— Start Extracted entries —
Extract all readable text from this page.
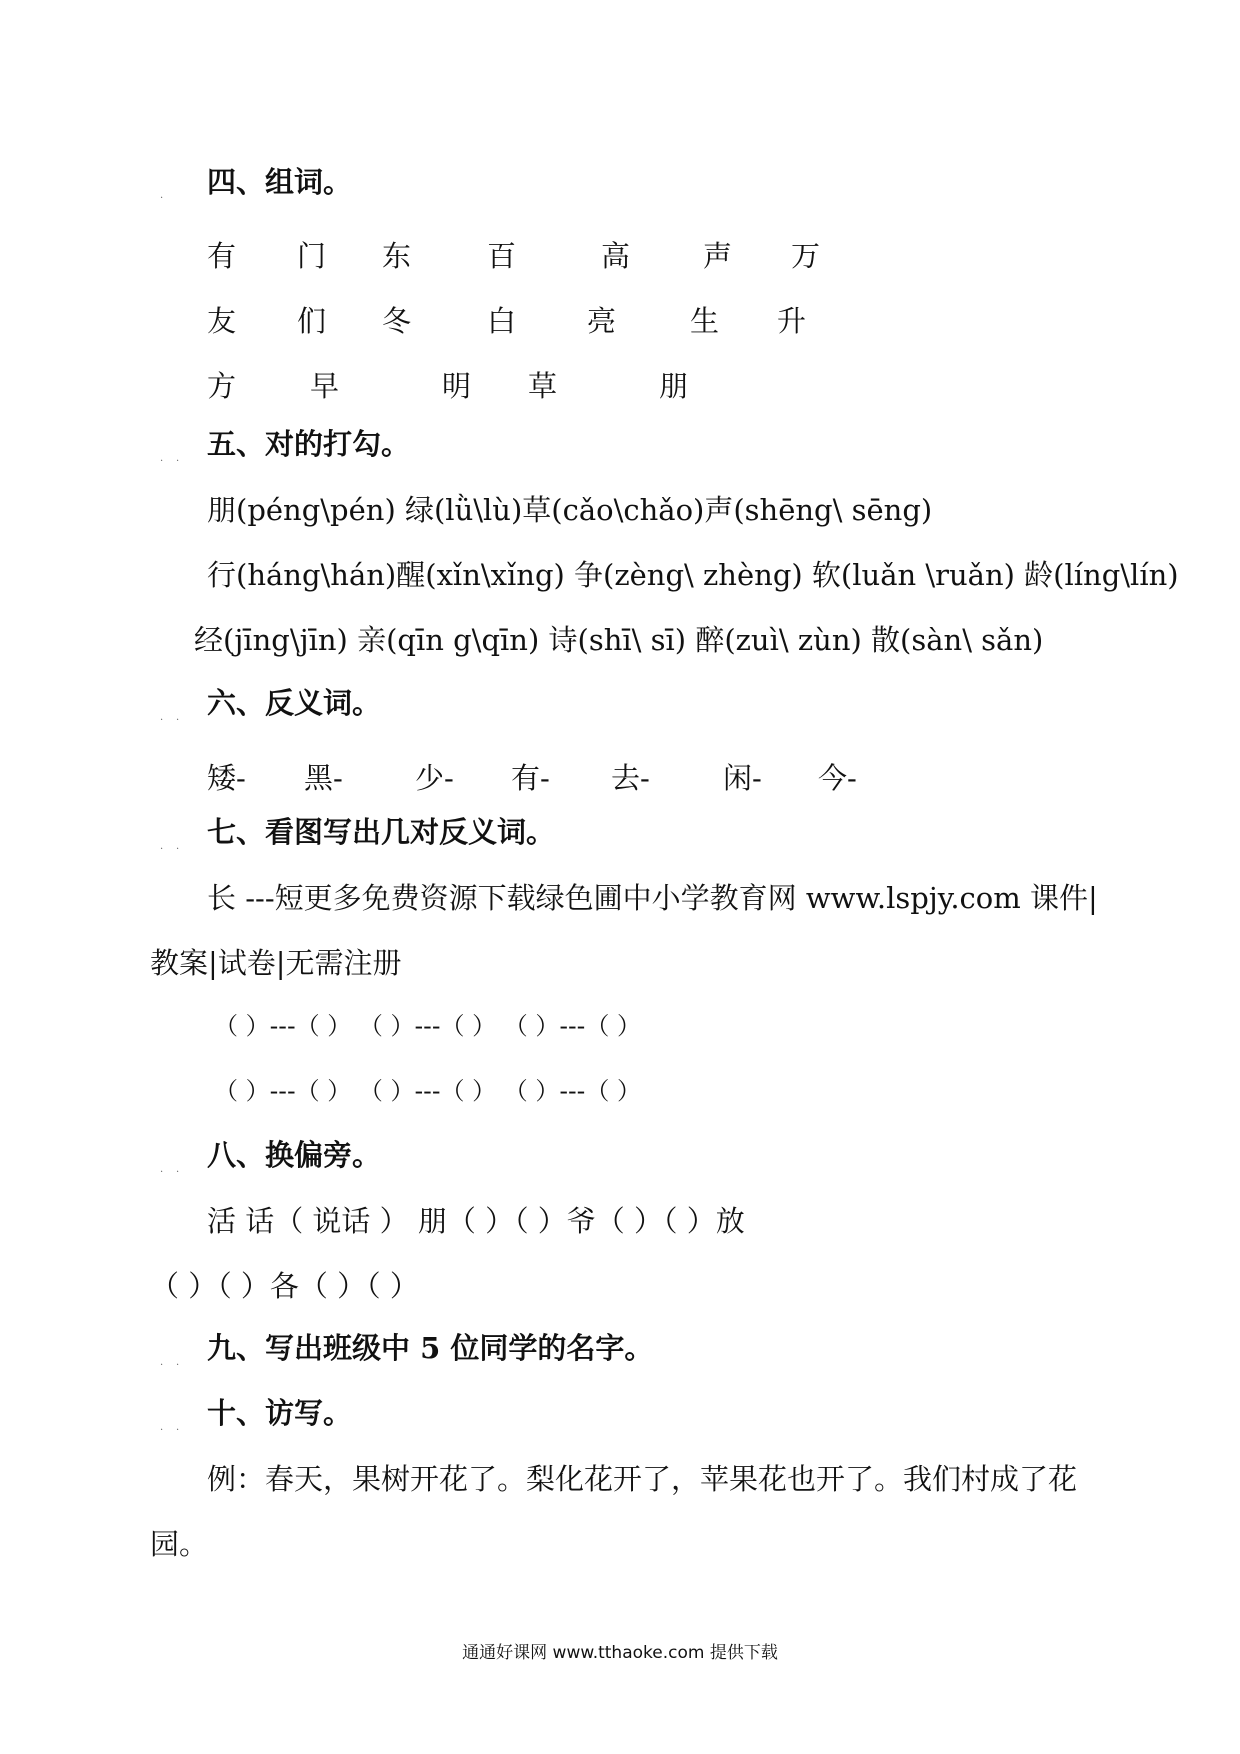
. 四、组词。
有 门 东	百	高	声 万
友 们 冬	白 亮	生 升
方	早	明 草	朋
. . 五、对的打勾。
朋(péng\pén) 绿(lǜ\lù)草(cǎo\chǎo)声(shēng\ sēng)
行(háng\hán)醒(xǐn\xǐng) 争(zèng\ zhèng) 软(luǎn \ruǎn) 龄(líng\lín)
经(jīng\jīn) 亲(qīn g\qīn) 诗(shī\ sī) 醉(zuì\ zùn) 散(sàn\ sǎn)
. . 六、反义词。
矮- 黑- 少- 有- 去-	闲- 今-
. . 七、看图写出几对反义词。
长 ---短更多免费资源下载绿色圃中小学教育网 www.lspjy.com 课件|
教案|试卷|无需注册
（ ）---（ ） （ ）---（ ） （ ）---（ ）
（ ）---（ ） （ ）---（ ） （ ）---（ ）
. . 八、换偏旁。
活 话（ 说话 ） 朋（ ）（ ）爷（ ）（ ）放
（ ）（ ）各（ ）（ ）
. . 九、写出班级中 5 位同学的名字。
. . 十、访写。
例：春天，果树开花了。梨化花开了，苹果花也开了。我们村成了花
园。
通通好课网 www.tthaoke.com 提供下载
— End Extracted entries —
— Start Extracted entries —
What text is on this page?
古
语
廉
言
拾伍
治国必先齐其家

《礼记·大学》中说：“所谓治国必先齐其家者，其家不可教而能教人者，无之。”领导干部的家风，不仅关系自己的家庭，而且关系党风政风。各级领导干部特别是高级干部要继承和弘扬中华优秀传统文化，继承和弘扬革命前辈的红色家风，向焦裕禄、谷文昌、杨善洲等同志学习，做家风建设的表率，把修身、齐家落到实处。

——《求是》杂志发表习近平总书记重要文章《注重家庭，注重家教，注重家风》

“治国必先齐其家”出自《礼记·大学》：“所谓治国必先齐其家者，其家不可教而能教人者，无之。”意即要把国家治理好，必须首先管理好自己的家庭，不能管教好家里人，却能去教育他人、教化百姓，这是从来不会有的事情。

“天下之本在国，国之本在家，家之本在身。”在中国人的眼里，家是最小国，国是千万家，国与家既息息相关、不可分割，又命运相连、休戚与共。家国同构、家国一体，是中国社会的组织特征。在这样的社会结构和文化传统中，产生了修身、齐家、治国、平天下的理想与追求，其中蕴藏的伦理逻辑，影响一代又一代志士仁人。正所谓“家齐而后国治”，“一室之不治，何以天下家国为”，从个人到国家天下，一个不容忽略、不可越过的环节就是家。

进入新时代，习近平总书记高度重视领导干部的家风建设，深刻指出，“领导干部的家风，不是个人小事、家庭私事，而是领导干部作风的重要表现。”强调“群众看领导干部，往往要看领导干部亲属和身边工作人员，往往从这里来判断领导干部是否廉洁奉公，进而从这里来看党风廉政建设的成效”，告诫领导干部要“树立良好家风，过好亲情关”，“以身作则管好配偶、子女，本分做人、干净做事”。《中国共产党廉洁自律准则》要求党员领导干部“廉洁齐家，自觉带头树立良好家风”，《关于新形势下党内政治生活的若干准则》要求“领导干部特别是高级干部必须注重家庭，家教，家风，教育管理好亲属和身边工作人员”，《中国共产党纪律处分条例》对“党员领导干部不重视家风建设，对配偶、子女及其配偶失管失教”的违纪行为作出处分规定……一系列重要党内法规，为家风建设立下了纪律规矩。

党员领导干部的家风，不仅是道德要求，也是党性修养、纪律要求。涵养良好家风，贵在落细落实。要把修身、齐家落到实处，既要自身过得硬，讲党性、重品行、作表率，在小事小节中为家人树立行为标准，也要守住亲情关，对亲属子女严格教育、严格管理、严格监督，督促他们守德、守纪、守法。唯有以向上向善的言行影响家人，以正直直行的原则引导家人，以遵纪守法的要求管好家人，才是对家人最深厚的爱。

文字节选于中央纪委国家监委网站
— End Extracted entries —
— Start Extracted entries —
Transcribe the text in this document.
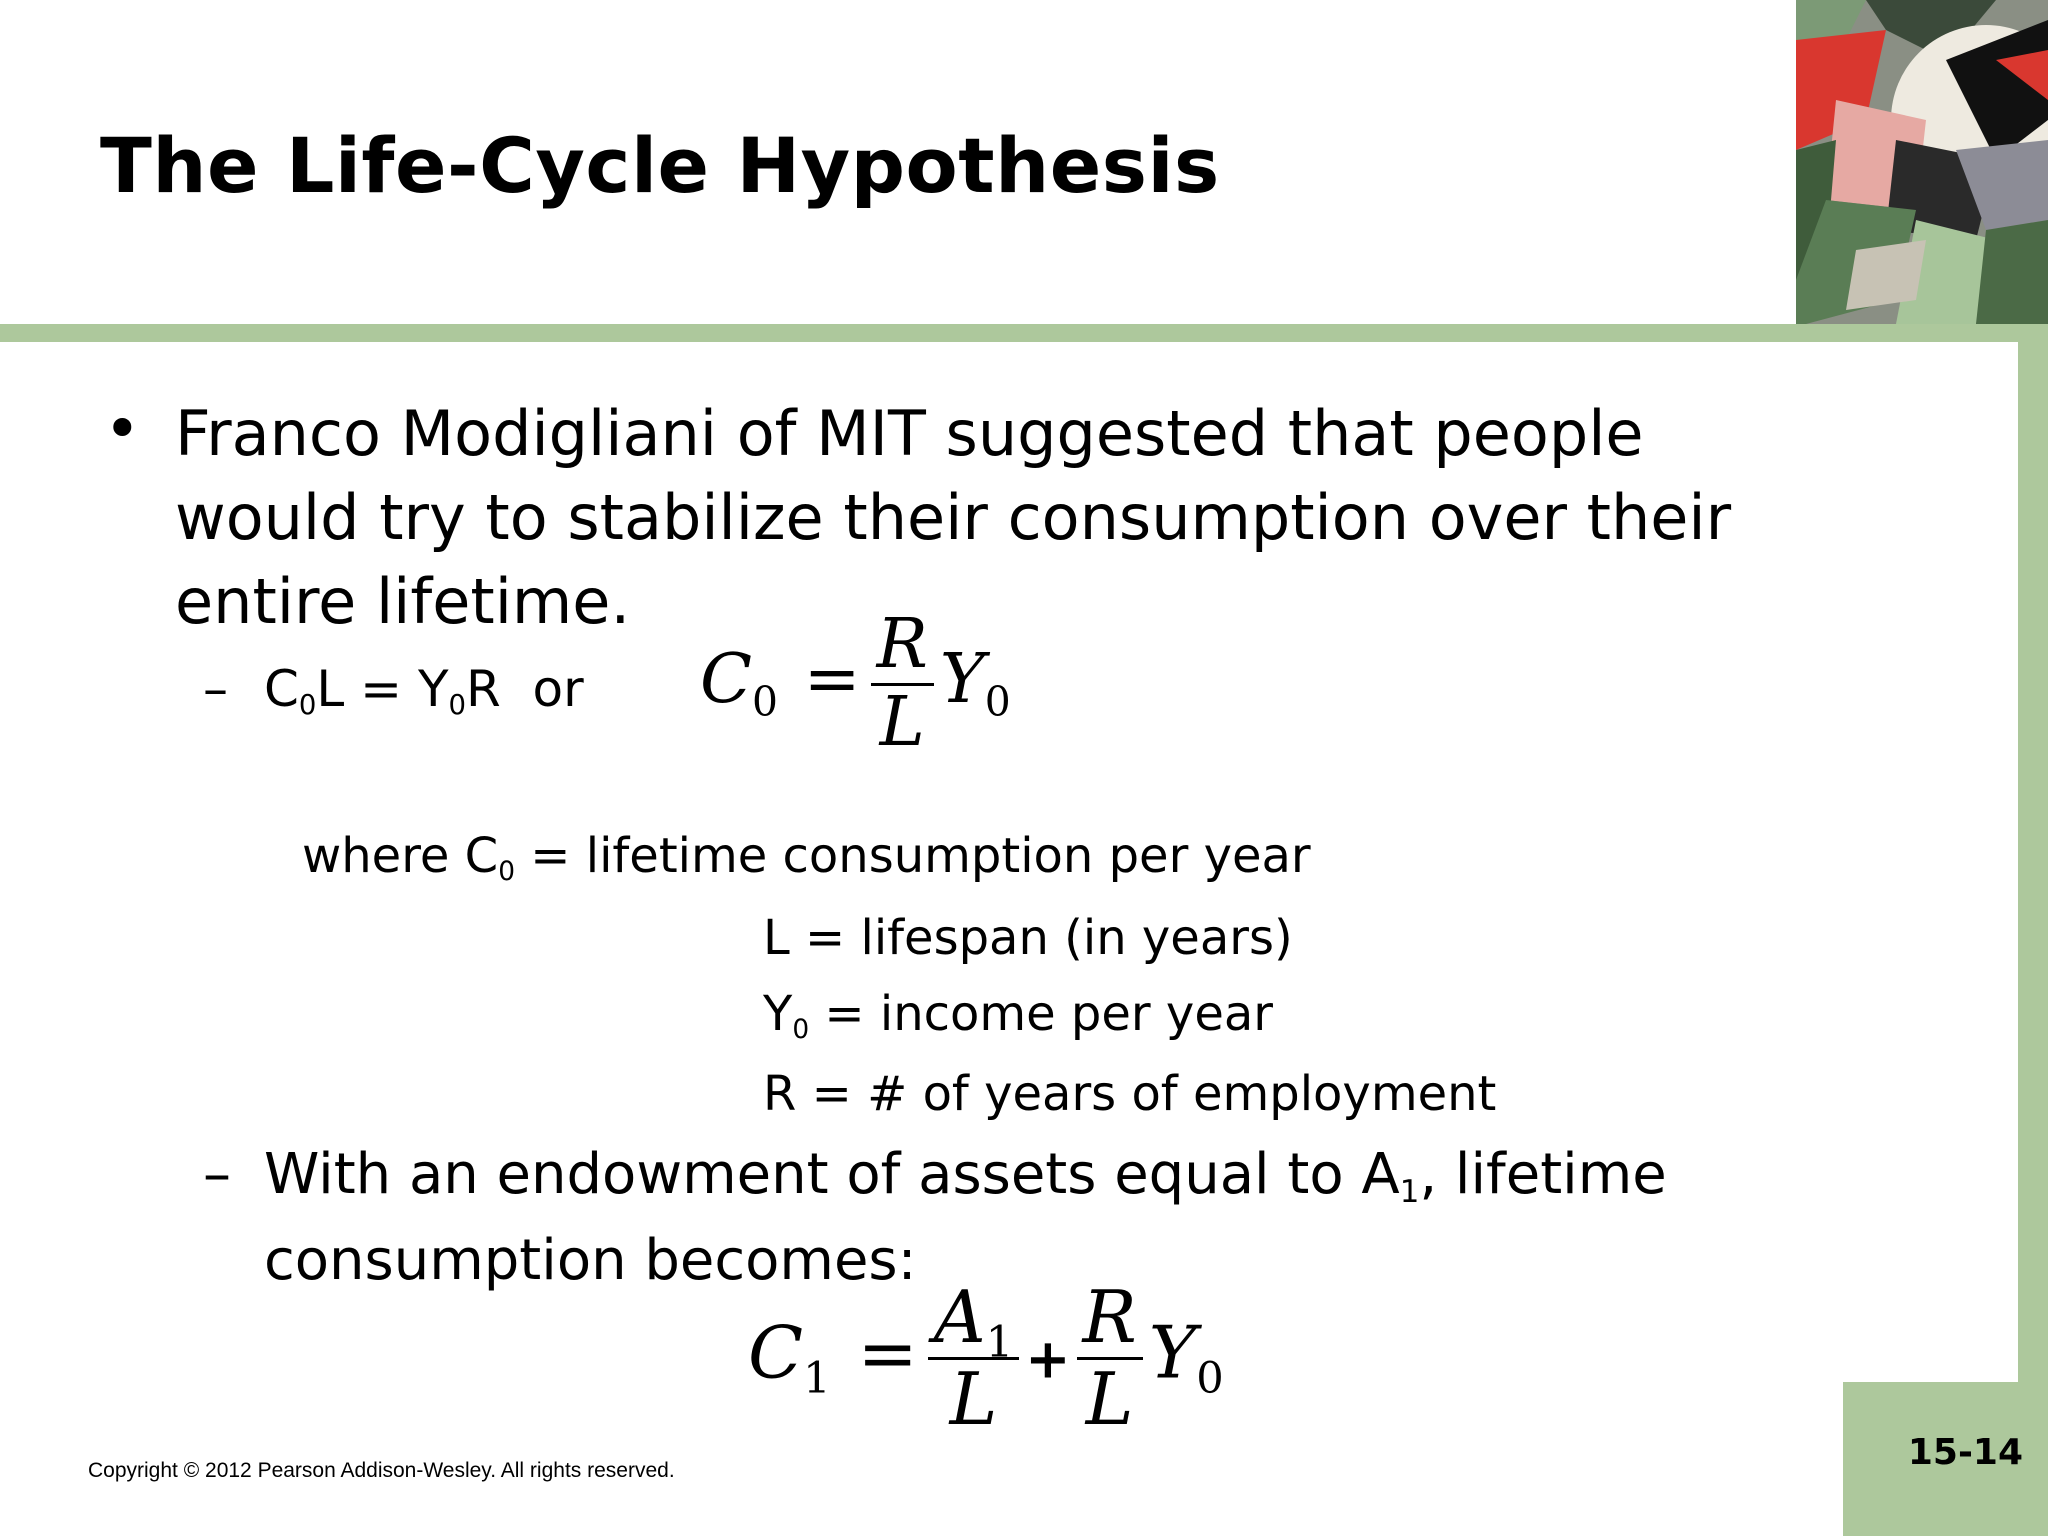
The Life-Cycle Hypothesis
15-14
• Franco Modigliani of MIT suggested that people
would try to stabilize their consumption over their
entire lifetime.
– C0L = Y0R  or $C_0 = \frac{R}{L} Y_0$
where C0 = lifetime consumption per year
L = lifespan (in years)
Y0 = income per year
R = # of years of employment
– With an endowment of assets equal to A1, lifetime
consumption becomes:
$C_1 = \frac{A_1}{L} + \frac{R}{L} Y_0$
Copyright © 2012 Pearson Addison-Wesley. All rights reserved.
— End Extracted entries —
Stated problem ->
Extract every line that has the string "齐家落到实处" in it.

Exercise response ->
《礼记·大学》中说：“所谓治国必先齐其家者，其家不可教而能教人者，无之。”领导干部的家风，不仅关系自己的家庭，而且关系党风政风。各级领导干部特别是高级干部要继承和弘扬中华优秀传统文化，继承和弘扬革命前辈的红色家风，向焦裕禄、谷文昌、杨善洲等同志学习，做家风建设的表率，把修身、齐家落到实处。
党员领导干部的家风，不仅是道德要求，也是党性修养、纪律要求。涵养良好家风，贵在落细落实。要把修身、齐家落到实处，既要自身过得硬，讲党性、重品行、作表率，在小事小节中为家人树立行为标准，也要守住亲情关，对亲属子女严格教育、严格管理、严格监督，督促他们守德、守纪、守法。唯有以向上向善的言行影响家人，以正直直行的原则引导家人，以遵纪守法的要求管好家人，才是对家人最深厚的爱。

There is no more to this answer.